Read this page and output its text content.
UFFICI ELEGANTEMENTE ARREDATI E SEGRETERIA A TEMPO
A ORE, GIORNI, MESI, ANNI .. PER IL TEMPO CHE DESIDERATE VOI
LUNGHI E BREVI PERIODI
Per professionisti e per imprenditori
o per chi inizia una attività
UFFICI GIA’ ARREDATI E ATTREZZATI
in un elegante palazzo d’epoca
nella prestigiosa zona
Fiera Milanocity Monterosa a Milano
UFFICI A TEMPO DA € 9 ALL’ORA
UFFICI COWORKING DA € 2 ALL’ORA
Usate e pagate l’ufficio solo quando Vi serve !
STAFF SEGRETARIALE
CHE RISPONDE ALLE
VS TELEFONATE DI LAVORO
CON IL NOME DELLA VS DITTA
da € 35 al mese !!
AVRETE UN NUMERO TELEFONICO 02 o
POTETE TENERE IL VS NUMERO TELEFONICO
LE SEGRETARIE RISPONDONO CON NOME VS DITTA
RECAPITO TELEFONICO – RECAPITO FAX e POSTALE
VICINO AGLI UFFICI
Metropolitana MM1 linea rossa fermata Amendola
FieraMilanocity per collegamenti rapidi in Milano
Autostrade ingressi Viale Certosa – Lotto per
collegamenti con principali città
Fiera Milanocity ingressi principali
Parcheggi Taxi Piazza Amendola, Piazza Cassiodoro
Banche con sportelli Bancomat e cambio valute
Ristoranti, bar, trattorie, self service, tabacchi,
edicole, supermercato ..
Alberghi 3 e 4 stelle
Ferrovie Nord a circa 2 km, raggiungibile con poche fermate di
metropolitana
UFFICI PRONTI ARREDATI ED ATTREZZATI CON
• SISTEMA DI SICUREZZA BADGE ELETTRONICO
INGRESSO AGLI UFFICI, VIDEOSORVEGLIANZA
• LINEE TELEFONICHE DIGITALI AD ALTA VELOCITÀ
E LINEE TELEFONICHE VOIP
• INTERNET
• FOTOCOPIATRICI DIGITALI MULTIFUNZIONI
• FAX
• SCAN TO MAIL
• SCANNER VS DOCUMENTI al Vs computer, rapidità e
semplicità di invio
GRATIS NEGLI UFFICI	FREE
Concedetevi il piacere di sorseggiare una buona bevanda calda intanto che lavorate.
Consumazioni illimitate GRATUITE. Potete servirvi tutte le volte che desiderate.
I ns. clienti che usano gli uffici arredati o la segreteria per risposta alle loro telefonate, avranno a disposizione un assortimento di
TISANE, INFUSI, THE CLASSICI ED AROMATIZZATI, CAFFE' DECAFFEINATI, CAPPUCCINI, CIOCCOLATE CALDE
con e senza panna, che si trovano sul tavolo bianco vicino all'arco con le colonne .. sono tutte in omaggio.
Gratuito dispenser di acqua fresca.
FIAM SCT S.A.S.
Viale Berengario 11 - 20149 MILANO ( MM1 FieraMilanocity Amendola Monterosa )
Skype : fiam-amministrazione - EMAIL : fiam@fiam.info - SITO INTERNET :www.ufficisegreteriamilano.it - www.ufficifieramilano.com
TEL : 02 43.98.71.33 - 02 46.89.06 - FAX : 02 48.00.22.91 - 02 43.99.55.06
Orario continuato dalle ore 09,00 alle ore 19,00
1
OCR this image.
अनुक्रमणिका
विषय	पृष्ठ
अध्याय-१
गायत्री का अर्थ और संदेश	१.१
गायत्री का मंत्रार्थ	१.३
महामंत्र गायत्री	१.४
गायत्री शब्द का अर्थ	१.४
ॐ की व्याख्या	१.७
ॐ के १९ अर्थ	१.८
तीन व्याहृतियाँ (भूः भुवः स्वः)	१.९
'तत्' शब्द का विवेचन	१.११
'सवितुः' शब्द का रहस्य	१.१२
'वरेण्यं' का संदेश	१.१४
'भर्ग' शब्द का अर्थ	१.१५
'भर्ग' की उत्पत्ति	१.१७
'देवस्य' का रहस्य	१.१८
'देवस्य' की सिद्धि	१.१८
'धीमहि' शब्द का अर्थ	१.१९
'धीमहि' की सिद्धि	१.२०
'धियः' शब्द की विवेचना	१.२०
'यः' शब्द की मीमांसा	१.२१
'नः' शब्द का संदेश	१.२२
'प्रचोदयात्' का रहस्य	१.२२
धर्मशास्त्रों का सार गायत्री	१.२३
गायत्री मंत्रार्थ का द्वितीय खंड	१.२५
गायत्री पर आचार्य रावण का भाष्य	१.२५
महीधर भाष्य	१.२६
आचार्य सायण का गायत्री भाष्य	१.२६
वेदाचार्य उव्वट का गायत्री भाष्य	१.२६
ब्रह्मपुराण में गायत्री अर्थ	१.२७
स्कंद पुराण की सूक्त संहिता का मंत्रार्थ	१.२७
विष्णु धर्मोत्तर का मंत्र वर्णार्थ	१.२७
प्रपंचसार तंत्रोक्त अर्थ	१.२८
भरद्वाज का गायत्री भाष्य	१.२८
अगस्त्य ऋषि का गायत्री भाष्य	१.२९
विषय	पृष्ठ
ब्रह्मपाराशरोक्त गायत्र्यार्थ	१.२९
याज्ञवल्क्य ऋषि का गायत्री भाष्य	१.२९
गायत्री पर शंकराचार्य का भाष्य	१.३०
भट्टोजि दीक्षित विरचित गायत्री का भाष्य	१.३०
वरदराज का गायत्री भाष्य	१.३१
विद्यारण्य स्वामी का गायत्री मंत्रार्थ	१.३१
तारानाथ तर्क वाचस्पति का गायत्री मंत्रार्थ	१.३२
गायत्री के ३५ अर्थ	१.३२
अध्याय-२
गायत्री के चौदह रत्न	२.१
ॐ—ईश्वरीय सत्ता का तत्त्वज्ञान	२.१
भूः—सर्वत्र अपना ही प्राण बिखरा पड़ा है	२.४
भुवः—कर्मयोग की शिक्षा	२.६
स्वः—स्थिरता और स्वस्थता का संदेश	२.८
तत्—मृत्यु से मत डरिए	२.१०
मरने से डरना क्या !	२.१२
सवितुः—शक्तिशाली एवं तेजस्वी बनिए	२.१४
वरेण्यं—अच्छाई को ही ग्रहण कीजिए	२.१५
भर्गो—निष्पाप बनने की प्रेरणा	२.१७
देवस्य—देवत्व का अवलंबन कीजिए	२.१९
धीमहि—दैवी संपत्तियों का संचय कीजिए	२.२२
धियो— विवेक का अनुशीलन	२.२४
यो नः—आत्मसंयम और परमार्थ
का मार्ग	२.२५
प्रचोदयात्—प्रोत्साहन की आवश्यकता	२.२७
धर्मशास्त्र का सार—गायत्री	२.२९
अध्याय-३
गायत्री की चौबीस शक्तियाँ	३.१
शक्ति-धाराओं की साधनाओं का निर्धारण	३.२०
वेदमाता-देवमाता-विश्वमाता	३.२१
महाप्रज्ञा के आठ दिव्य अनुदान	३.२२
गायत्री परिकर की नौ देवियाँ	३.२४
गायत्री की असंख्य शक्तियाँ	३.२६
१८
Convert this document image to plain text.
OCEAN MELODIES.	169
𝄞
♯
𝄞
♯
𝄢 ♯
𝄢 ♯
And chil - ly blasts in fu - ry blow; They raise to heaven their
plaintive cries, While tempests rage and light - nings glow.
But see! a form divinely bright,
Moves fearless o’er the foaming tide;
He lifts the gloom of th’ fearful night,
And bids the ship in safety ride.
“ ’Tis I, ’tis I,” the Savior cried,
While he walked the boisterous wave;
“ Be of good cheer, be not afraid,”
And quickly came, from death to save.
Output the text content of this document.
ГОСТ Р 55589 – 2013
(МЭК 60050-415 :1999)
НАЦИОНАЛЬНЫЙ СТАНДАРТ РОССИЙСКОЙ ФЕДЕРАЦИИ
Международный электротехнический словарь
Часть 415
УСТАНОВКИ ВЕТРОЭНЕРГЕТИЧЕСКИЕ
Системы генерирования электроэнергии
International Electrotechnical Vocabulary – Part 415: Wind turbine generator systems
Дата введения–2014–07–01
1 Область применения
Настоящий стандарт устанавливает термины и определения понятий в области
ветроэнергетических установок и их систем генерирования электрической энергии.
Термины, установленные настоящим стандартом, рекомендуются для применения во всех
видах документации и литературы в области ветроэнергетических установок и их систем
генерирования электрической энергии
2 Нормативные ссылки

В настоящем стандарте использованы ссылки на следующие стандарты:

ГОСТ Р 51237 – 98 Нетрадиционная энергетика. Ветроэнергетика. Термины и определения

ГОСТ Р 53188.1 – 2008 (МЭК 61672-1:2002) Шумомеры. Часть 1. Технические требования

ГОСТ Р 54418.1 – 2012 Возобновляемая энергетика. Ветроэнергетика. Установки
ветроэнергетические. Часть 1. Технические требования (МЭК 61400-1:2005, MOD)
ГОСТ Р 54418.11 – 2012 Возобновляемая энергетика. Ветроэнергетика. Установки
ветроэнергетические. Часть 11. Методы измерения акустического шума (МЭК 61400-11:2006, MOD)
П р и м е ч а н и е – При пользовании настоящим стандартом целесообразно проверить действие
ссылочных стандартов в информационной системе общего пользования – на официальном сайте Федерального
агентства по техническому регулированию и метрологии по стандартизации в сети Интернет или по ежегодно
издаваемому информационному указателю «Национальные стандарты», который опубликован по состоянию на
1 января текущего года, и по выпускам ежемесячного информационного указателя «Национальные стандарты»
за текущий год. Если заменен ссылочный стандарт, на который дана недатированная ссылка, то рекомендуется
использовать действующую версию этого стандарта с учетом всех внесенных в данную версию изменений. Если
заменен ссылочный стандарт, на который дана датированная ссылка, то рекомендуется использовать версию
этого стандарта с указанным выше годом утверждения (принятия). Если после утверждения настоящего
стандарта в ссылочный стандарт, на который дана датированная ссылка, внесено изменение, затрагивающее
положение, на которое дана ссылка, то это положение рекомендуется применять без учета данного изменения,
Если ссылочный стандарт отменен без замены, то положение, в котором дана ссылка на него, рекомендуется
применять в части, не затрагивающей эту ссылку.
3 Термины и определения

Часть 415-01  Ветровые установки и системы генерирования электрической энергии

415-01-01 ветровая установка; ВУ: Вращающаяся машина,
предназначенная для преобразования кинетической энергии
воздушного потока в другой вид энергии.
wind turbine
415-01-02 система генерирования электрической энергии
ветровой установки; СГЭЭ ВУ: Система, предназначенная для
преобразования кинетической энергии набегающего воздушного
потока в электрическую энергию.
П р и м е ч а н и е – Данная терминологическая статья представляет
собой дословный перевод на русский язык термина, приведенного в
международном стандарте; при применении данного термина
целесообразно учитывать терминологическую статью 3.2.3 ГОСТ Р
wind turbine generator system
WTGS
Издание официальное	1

____________________

• Request:
Filter the records above for "While" and copy every matching line.

• Finished exercise:
plaintive cries, While tempests rage and light - nings glow.
While he walked the boisterous wave;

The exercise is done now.